(Saved entries)
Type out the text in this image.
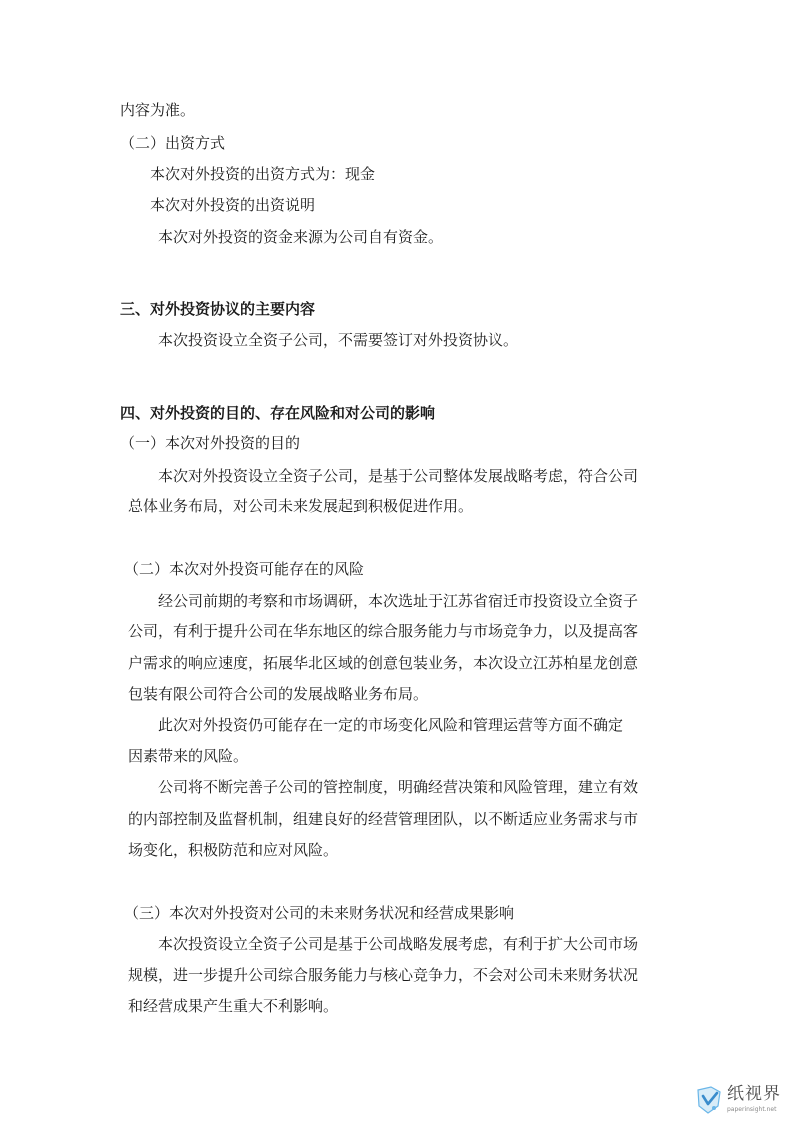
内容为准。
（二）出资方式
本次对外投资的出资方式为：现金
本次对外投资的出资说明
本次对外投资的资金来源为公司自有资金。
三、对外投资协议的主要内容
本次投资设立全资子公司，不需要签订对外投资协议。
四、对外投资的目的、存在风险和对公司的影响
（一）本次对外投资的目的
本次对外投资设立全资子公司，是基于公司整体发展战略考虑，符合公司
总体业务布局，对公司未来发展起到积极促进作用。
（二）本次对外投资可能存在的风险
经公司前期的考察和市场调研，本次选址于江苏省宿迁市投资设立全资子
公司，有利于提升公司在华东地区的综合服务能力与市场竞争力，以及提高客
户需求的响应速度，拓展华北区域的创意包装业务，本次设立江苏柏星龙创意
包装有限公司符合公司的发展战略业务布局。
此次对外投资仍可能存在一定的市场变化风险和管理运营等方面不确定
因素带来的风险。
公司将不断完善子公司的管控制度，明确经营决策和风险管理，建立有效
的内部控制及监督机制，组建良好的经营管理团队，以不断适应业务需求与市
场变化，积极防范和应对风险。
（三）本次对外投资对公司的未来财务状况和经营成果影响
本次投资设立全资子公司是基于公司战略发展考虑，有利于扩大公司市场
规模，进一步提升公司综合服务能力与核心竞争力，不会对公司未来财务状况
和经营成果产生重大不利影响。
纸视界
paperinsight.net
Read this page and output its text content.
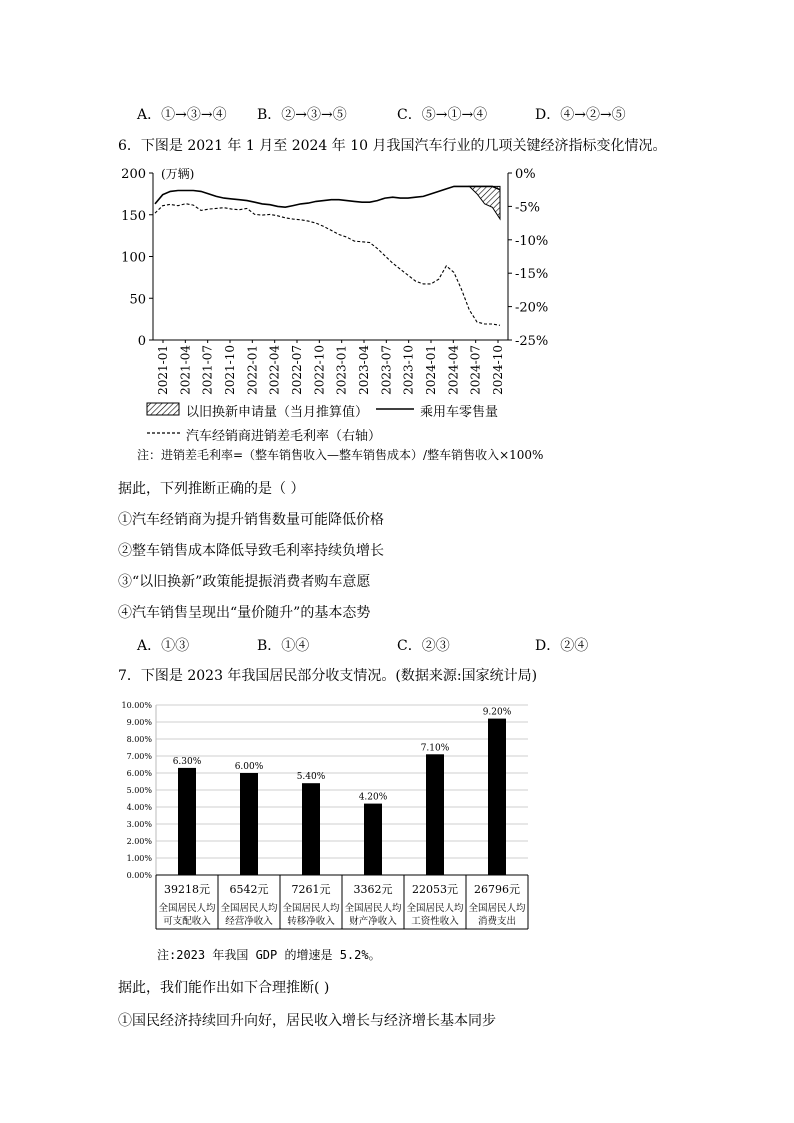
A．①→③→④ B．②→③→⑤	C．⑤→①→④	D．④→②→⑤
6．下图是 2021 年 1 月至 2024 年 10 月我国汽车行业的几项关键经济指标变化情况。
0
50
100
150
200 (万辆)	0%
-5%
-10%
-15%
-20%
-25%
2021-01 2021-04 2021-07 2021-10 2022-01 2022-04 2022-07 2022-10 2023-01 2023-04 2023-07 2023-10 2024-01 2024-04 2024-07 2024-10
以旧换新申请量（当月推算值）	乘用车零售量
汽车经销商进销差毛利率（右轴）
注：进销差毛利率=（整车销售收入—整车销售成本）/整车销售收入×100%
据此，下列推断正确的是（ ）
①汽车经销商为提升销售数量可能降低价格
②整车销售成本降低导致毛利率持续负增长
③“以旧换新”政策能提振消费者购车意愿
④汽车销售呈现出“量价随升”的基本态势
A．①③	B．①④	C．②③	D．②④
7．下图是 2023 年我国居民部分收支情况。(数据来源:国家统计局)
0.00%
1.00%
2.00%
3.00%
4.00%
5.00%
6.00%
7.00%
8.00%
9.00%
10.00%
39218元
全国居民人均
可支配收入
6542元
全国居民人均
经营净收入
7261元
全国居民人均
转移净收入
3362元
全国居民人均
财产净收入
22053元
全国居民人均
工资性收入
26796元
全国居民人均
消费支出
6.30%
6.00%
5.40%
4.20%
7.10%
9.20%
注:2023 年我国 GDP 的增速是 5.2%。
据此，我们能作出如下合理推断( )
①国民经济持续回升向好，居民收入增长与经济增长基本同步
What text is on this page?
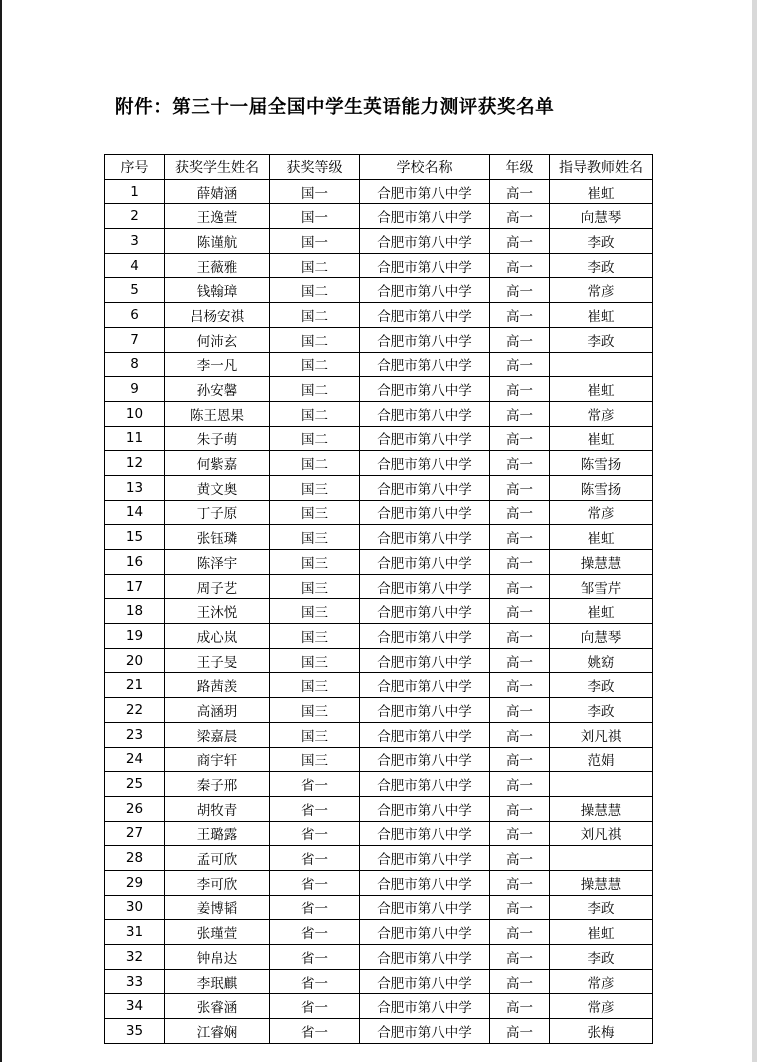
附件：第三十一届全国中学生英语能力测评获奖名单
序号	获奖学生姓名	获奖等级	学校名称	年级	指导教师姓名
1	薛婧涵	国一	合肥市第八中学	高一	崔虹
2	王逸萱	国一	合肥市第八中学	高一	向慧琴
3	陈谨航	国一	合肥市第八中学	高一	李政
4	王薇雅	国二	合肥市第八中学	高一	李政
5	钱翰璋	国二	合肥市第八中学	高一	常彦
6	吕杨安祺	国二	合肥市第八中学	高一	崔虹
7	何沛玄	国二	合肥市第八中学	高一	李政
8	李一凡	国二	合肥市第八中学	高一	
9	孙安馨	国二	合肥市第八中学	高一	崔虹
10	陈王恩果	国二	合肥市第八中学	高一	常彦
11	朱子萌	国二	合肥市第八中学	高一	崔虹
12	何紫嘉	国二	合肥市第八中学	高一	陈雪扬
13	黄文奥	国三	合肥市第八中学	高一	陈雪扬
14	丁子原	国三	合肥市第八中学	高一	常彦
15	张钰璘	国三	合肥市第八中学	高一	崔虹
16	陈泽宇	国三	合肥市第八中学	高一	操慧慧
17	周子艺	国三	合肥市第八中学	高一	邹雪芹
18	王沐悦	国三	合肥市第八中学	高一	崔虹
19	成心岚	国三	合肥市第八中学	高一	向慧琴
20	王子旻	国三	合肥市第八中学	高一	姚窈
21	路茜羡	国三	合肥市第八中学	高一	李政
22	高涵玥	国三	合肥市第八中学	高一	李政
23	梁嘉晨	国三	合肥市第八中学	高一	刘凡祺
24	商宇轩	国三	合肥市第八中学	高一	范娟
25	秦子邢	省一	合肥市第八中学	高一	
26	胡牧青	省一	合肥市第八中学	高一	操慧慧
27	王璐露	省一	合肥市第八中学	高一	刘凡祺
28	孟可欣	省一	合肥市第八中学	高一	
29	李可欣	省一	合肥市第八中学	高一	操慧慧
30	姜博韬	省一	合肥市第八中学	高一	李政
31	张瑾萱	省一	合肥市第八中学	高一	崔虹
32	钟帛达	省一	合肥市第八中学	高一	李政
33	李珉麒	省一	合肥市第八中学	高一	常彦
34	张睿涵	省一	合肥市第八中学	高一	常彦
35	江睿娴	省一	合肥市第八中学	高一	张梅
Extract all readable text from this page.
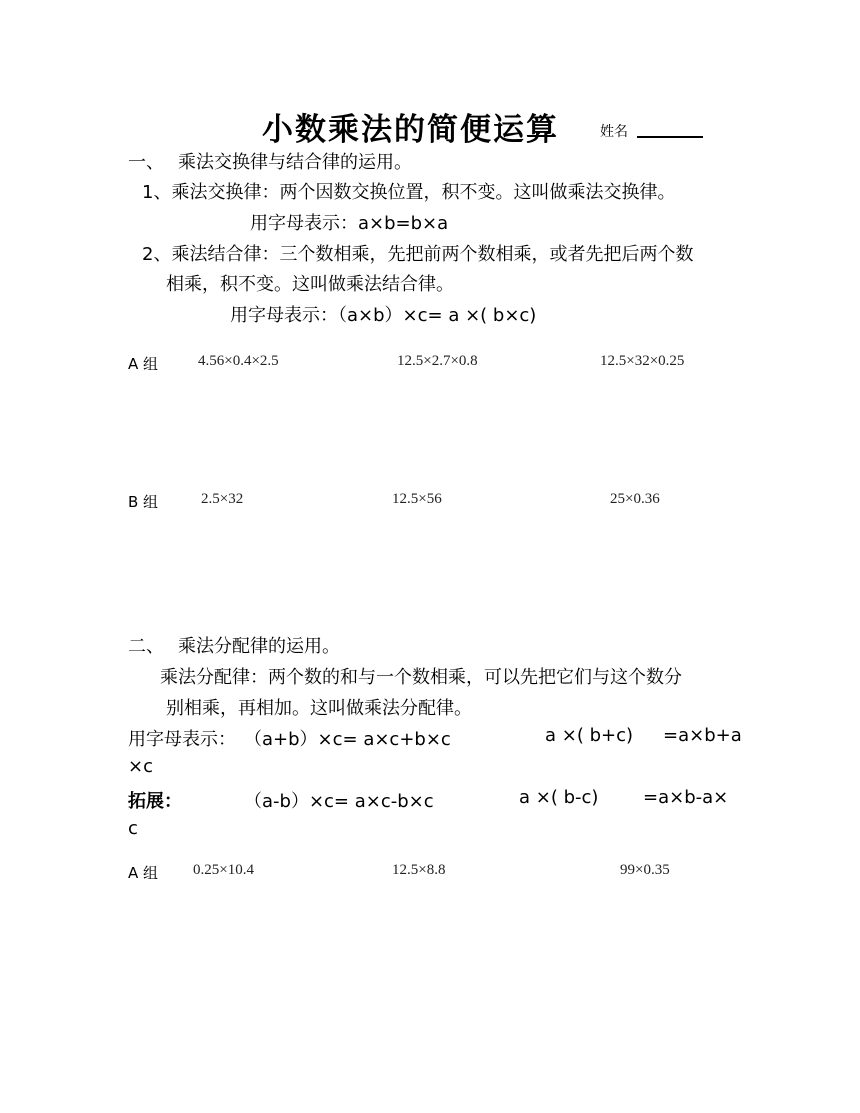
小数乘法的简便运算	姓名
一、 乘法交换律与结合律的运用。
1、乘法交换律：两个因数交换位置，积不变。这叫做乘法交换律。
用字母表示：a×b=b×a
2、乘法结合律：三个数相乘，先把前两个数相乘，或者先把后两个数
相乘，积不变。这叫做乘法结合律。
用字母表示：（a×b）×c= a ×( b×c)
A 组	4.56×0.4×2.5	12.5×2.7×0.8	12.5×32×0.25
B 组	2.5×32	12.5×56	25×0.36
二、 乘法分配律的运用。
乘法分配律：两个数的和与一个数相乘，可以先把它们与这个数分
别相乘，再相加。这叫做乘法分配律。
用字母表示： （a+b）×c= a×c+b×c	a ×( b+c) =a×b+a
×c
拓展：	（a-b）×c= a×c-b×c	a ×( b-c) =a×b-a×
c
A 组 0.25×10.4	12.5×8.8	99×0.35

▶ GIVEN INSTRUCTION:
Which lines contain "用字母表示"? Show each of them.

▶ SOLUTION:
用字母表示：a×b=b×a
用字母表示：（a×b）×c= a ×( b×c)
用字母表示： （a+b）×c= a×c+b×c	a ×( b+c) =a×b+a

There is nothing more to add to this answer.